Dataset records
---

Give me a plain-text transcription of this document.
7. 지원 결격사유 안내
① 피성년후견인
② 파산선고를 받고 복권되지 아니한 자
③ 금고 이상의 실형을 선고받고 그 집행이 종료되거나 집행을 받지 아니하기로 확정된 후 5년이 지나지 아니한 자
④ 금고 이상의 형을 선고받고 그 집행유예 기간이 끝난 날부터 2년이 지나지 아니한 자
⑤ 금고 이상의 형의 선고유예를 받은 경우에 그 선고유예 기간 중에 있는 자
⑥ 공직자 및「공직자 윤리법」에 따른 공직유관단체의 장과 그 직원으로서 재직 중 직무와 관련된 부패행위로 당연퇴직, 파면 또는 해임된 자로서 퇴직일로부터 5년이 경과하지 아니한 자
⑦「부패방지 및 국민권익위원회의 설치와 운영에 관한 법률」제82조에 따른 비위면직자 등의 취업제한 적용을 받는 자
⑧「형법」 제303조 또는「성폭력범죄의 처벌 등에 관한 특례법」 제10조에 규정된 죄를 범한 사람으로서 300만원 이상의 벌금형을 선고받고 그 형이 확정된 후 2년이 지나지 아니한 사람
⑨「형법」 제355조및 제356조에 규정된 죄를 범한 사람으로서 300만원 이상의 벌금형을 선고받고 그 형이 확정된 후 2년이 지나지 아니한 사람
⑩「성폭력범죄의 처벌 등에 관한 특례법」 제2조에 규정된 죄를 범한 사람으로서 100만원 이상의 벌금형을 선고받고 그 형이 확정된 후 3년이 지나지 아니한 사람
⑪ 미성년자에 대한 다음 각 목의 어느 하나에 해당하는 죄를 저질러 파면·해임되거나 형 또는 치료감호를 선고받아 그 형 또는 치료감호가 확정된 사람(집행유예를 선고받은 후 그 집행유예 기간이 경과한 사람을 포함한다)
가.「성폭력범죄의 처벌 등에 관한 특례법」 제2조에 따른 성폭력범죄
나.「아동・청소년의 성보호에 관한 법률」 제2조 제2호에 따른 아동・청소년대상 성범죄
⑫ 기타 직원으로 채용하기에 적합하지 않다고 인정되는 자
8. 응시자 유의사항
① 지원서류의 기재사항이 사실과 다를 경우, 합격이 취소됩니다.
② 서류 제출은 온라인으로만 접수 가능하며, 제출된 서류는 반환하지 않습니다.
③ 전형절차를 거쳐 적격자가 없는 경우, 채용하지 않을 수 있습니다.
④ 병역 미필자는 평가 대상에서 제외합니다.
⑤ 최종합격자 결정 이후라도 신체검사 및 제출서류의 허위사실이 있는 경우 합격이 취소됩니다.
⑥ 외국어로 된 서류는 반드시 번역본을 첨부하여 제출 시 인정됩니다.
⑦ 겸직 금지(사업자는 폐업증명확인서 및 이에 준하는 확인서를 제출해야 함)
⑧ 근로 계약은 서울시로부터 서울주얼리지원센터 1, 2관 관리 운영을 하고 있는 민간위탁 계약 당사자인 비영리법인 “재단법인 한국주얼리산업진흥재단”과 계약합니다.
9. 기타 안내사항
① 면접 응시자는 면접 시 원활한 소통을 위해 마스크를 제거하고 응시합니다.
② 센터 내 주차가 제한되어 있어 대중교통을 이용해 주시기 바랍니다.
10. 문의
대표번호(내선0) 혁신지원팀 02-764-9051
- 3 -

---

§ Direction:
Restate each record word for word.

§ Completed exercise:
Give me a plain-text transcription of this document.
7. 지원 결격사유 안내
① 피성년후견인
② 파산선고를 받고 복권되지 아니한 자
③ 금고 이상의 실형을 선고받고 그 집행이 종료되거나 집행을 받지 아니하기로 확정된 후 5년이 지나지 아니한 자
④ 금고 이상의 형을 선고받고 그 집행유예 기간이 끝난 날부터 2년이 지나지 아니한 자
⑤ 금고 이상의 형의 선고유예를 받은 경우에 그 선고유예 기간 중에 있는 자
⑥ 공직자 및「공직자 윤리법」에 따른 공직유관단체의 장과 그 직원으로서 재직 중 직무와 관련된 부패행위로 당연퇴직, 파면 또는 해임된 자로서 퇴직일로부터 5년이 경과하지 아니한 자
⑦「부패방지 및 국민권익위원회의 설치와 운영에 관한 법률」제82조에 따른 비위면직자 등의 취업제한 적용을 받는 자
⑧「형법」 제303조 또는「성폭력범죄의 처벌 등에 관한 특례법」 제10조에 규정된 죄를 범한 사람으로서 300만원 이상의 벌금형을 선고받고 그 형이 확정된 후 2년이 지나지 아니한 사람
⑨「형법」 제355조및 제356조에 규정된 죄를 범한 사람으로서 300만원 이상의 벌금형을 선고받고 그 형이 확정된 후 2년이 지나지 아니한 사람
⑩「성폭력범죄의 처벌 등에 관한 특례법」 제2조에 규정된 죄를 범한 사람으로서 100만원 이상의 벌금형을 선고받고 그 형이 확정된 후 3년이 지나지 아니한 사람
⑪ 미성년자에 대한 다음 각 목의 어느 하나에 해당하는 죄를 저질러 파면·해임되거나 형 또는 치료감호를 선고받아 그 형 또는 치료감호가 확정된 사람(집행유예를 선고받은 후 그 집행유예 기간이 경과한 사람을 포함한다)
가.「성폭력범죄의 처벌 등에 관한 특례법」 제2조에 따른 성폭력범죄
나.「아동・청소년의 성보호에 관한 법률」 제2조 제2호에 따른 아동・청소년대상 성범죄
⑫ 기타 직원으로 채용하기에 적합하지 않다고 인정되는 자
8. 응시자 유의사항
① 지원서류의 기재사항이 사실과 다를 경우, 합격이 취소됩니다.
② 서류 제출은 온라인으로만 접수 가능하며, 제출된 서류는 반환하지 않습니다.
③ 전형절차를 거쳐 적격자가 없는 경우, 채용하지 않을 수 있습니다.
④ 병역 미필자는 평가 대상에서 제외합니다.
⑤ 최종합격자 결정 이후라도 신체검사 및 제출서류의 허위사실이 있는 경우 합격이 취소됩니다.
⑥ 외국어로 된 서류는 반드시 번역본을 첨부하여 제출 시 인정됩니다.
⑦ 겸직 금지(사업자는 폐업증명확인서 및 이에 준하는 확인서를 제출해야 함)
⑧ 근로 계약은 서울시로부터 서울주얼리지원센터 1, 2관 관리 운영을 하고 있는 민간위탁 계약 당사자인 비영리법인 “재단법인 한국주얼리산업진흥재단”과 계약합니다.
9. 기타 안내사항
① 면접 응시자는 면접 시 원활한 소통을 위해 마스크를 제거하고 응시합니다.
② 센터 내 주차가 제한되어 있어 대중교통을 이용해 주시기 바랍니다.
10. 문의
대표번호(내선0) 혁신지원팀 02-764-9051
- 3 -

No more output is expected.